### DATASET
....
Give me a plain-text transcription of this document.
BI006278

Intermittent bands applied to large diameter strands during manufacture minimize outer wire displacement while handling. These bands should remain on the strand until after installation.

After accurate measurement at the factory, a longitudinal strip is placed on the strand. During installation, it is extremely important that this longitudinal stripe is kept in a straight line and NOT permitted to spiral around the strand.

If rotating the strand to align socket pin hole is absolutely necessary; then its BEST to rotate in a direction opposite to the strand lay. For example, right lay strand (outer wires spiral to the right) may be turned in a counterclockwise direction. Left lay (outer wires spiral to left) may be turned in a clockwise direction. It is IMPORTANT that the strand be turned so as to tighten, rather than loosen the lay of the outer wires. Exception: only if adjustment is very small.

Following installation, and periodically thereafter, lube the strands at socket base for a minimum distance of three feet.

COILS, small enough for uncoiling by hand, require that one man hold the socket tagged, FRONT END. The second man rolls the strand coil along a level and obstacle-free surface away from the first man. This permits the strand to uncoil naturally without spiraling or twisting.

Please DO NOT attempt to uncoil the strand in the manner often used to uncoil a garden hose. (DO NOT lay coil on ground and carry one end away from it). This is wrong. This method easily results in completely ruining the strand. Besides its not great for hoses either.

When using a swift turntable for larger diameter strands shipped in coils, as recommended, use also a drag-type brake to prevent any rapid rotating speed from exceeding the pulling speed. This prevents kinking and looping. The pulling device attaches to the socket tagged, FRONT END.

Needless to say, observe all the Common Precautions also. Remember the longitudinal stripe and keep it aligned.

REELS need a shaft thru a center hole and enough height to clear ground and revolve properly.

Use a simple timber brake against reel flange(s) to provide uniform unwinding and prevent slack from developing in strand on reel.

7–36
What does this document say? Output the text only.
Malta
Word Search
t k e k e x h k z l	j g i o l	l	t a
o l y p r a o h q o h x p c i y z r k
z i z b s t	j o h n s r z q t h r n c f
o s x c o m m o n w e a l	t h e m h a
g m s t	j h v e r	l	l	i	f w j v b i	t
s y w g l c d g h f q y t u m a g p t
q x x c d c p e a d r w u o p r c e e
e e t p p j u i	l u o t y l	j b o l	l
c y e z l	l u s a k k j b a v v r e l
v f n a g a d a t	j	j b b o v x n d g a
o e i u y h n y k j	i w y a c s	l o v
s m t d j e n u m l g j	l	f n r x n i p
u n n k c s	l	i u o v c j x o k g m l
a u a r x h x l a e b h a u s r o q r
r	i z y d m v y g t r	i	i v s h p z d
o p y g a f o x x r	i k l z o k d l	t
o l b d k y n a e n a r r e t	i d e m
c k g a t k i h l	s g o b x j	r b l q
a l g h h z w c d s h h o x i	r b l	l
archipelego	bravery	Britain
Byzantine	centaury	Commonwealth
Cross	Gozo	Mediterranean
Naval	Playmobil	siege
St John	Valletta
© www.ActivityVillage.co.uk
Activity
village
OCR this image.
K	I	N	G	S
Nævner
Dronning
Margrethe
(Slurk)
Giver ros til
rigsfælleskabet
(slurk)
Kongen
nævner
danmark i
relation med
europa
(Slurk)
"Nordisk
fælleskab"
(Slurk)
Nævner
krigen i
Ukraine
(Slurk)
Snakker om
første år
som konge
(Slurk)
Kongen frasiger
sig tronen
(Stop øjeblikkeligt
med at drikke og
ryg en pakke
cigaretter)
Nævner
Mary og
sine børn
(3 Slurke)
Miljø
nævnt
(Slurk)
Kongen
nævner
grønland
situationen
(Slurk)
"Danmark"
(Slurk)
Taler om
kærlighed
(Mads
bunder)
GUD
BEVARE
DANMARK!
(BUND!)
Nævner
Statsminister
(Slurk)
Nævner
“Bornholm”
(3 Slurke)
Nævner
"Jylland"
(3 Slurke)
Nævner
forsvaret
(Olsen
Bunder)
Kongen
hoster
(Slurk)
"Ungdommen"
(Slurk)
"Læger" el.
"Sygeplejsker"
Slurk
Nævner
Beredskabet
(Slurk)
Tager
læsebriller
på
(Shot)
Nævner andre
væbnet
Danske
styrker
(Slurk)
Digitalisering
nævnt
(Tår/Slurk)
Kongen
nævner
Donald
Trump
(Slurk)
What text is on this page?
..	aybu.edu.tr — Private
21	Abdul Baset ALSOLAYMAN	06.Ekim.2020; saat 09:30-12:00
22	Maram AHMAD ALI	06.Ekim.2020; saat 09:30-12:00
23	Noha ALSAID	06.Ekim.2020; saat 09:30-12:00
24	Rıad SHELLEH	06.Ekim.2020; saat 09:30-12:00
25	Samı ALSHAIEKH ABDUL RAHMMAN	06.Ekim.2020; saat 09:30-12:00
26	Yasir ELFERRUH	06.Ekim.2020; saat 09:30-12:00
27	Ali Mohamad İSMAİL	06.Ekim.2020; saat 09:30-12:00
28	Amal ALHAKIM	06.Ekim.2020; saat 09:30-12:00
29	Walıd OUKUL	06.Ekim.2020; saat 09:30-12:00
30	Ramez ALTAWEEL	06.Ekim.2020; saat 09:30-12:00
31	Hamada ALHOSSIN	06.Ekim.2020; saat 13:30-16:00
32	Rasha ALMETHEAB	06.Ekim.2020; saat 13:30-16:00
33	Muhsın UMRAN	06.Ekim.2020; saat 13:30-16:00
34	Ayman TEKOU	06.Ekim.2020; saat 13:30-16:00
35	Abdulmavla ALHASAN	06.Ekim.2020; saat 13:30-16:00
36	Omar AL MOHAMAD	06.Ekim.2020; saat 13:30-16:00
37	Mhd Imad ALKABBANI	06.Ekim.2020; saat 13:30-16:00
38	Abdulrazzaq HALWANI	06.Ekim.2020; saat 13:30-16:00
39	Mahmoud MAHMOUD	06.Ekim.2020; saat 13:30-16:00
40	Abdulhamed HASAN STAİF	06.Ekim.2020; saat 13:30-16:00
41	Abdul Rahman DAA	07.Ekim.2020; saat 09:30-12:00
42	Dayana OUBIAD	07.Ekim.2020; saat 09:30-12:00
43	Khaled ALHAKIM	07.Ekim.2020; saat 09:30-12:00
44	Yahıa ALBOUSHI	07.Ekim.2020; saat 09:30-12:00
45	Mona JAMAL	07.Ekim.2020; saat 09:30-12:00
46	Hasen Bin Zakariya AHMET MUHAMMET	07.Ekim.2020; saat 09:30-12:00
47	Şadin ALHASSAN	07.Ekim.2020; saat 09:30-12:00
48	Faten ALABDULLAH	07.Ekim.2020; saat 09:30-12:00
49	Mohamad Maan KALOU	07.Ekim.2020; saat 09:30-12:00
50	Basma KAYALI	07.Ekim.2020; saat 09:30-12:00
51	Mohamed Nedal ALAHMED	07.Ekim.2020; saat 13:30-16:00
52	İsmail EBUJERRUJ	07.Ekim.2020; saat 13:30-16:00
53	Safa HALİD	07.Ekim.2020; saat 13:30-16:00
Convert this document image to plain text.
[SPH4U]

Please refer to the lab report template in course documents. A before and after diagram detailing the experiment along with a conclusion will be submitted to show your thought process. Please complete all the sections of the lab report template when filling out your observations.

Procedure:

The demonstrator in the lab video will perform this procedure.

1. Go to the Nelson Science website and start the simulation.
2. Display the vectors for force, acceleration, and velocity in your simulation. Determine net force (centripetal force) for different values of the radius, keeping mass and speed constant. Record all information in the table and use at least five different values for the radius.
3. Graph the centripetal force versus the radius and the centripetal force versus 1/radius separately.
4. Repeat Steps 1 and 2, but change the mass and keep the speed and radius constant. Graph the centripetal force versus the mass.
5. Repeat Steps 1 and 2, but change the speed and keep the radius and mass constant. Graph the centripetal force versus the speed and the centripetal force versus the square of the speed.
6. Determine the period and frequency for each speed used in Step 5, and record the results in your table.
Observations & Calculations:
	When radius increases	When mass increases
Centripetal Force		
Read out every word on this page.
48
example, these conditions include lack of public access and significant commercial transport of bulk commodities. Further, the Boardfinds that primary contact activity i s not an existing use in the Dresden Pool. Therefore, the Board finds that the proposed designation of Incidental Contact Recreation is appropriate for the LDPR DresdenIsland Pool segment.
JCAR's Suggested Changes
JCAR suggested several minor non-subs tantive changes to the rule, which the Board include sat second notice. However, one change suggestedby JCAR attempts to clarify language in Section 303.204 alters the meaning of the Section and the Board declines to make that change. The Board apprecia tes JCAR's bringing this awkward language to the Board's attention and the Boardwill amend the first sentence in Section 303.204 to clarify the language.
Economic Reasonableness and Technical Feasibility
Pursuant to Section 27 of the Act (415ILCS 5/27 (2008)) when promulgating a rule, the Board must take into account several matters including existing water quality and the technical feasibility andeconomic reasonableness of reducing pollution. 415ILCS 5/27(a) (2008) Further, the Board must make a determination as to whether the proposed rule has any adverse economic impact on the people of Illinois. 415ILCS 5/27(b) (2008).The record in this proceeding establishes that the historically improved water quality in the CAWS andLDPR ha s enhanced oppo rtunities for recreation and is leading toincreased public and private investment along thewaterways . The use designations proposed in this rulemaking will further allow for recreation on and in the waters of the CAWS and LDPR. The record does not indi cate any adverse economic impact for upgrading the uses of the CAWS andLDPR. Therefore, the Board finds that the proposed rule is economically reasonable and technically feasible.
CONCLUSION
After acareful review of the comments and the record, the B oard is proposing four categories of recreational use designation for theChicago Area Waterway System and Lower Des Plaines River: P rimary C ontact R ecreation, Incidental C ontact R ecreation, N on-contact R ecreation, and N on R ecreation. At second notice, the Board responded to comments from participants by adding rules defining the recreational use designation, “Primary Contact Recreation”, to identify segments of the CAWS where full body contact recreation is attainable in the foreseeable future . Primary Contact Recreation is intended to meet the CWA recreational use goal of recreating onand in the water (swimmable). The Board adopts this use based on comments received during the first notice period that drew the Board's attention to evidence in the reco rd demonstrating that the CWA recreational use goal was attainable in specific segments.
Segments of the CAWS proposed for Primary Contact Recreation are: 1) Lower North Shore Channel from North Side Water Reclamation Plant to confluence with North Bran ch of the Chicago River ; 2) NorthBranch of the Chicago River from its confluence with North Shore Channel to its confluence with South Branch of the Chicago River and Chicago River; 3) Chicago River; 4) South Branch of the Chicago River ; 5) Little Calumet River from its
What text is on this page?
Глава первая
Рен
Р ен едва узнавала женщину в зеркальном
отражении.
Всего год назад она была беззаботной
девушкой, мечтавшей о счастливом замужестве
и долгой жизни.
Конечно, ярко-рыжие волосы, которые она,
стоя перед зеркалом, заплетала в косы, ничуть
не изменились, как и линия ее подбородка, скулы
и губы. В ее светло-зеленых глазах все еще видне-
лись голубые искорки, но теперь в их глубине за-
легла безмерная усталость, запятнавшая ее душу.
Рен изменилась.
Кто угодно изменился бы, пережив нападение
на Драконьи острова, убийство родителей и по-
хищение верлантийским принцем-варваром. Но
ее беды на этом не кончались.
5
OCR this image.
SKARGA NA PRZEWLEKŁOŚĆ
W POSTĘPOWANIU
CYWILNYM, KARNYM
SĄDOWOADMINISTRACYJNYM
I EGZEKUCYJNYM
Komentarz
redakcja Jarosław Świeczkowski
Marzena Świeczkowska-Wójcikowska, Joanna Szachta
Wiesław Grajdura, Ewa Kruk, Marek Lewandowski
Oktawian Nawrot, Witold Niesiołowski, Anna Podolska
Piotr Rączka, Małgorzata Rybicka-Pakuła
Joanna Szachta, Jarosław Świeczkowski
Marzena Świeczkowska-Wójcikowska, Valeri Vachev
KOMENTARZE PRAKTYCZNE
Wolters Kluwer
....
### REQUIRED WORK
In the listing above, find each line with the word "mass" and copy it.

### SOLVED PROBLEM
2. Display the vectors for force, acceleration, and velocity in your simulation. Determine net force (centripetal force) for different values of the radius, keeping mass and speed constant. Record all information in the table and use at least five different values for the radius.
4. Repeat Steps 1 and 2, but change the mass and keep the speed and radius constant. Graph the centripetal force versus the mass.
5. Repeat Steps 1 and 2, but change the speed and keep the radius and mass constant. Graph the centripetal force versus the speed and the centripetal force versus the square of the speed.
	When radius increases	When mass increases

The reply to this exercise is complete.